:: What is expected ::
Reproduce every entry that follows word for word, but omit the images.
_ _ _ _ _
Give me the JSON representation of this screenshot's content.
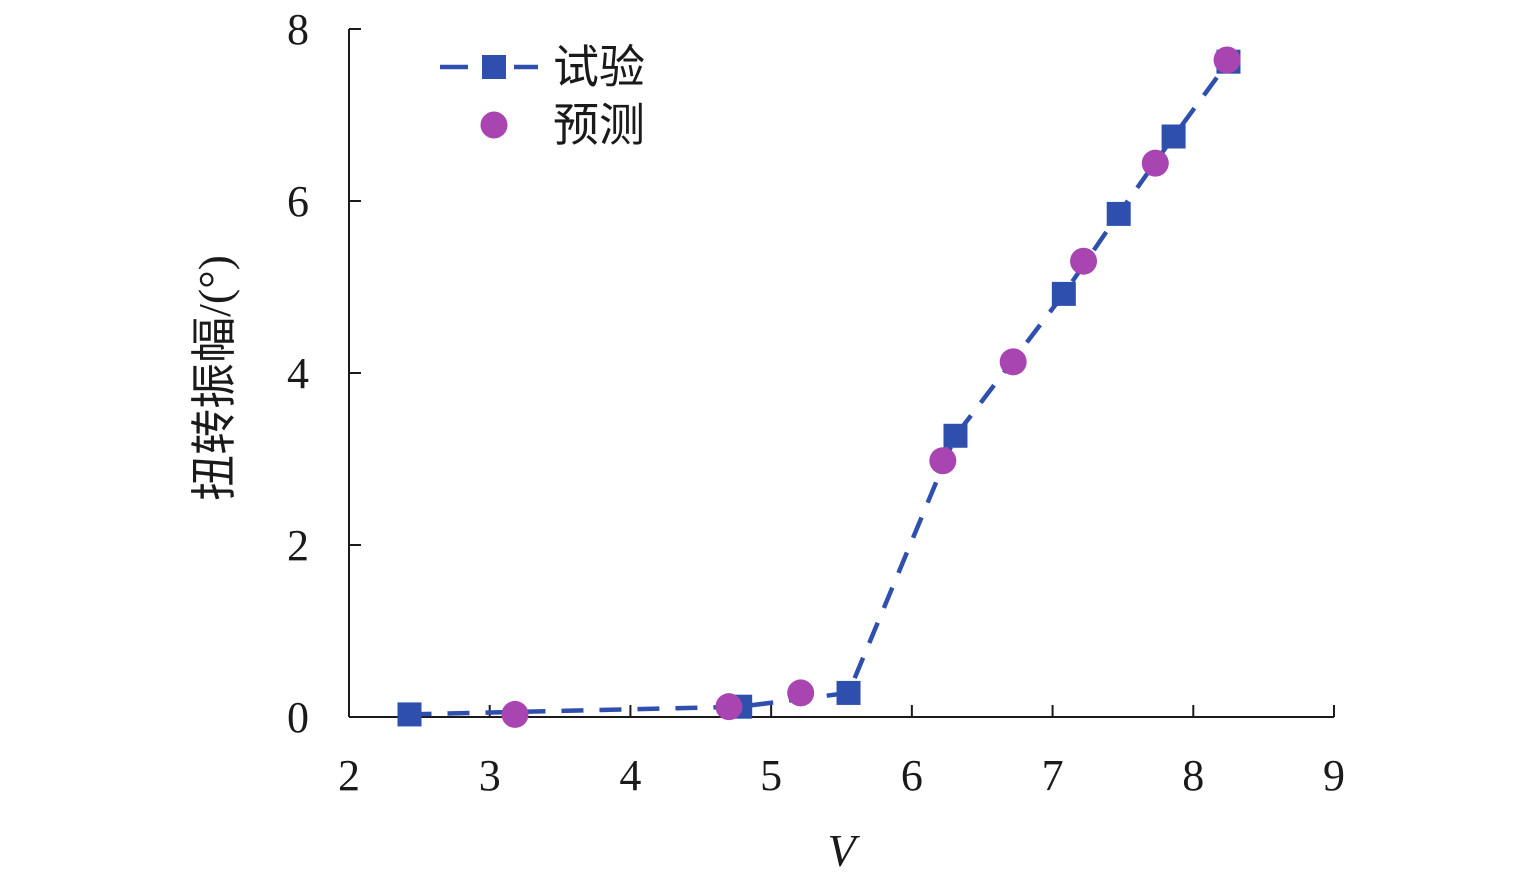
{
  "chart_data": {
    "type": "scatter",
    "title": "",
    "xlabel": "V",
    "ylabel": "扭转振幅/(°)",
    "xlim": [
      2,
      9
    ],
    "ylim": [
      0,
      8
    ],
    "xticks": [
      2,
      3,
      4,
      5,
      6,
      7,
      8,
      9
    ],
    "yticks": [
      0,
      2,
      4,
      6,
      8
    ],
    "grid": false,
    "legend_position": "top-left",
    "series": [
      {
        "name": "试验",
        "marker": "square",
        "line": "dashed",
        "color": "#2e4fad",
        "points": [
          [
            2.43,
            0.03
          ],
          [
            4.78,
            0.12
          ],
          [
            5.55,
            0.28
          ],
          [
            6.31,
            3.27
          ],
          [
            7.08,
            4.92
          ],
          [
            7.47,
            5.85
          ],
          [
            7.86,
            6.75
          ],
          [
            8.25,
            7.62
          ]
        ]
      },
      {
        "name": "预测",
        "marker": "circle",
        "line": "none",
        "color": "#a845b0",
        "points": [
          [
            3.18,
            0.03
          ],
          [
            4.7,
            0.12
          ],
          [
            5.21,
            0.28
          ],
          [
            6.22,
            2.98
          ],
          [
            6.72,
            4.13
          ],
          [
            7.22,
            5.3
          ],
          [
            7.73,
            6.44
          ],
          [
            8.24,
            7.64
          ]
        ]
      }
    ]
  }
}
_ _ _ _ _
:: The answer ::
Give me the JSON representation of this screenshot's content.
{
  "chart_data": {
    "type": "scatter",
    "title": "",
    "xlabel": "V",
    "ylabel": "扭转振幅/(°)",
    "xlim": [
      2,
      9
    ],
    "ylim": [
      0,
      8
    ],
    "xticks": [
      2,
      3,
      4,
      5,
      6,
      7,
      8,
      9
    ],
    "yticks": [
      0,
      2,
      4,
      6,
      8
    ],
    "grid": false,
    "legend_position": "top-left",
    "series": [
      {
        "name": "试验",
        "marker": "square",
        "line": "dashed",
        "color": "#2e4fad",
        "points": [
          [
            2.43,
            0.03
          ],
          [
            4.78,
            0.12
          ],
          [
            5.55,
            0.28
          ],
          [
            6.31,
            3.27
          ],
          [
            7.08,
            4.92
          ],
          [
            7.47,
            5.85
          ],
          [
            7.86,
            6.75
          ],
          [
            8.25,
            7.62
          ]
        ]
      },
      {
        "name": "预测",
        "marker": "circle",
        "line": "none",
        "color": "#a845b0",
        "points": [
          [
            3.18,
            0.03
          ],
          [
            4.7,
            0.12
          ],
          [
            5.21,
            0.28
          ],
          [
            6.22,
            2.98
          ],
          [
            6.72,
            4.13
          ],
          [
            7.22,
            5.3
          ],
          [
            7.73,
            6.44
          ],
          [
            8.24,
            7.64
          ]
        ]
      }
    ]
  }
}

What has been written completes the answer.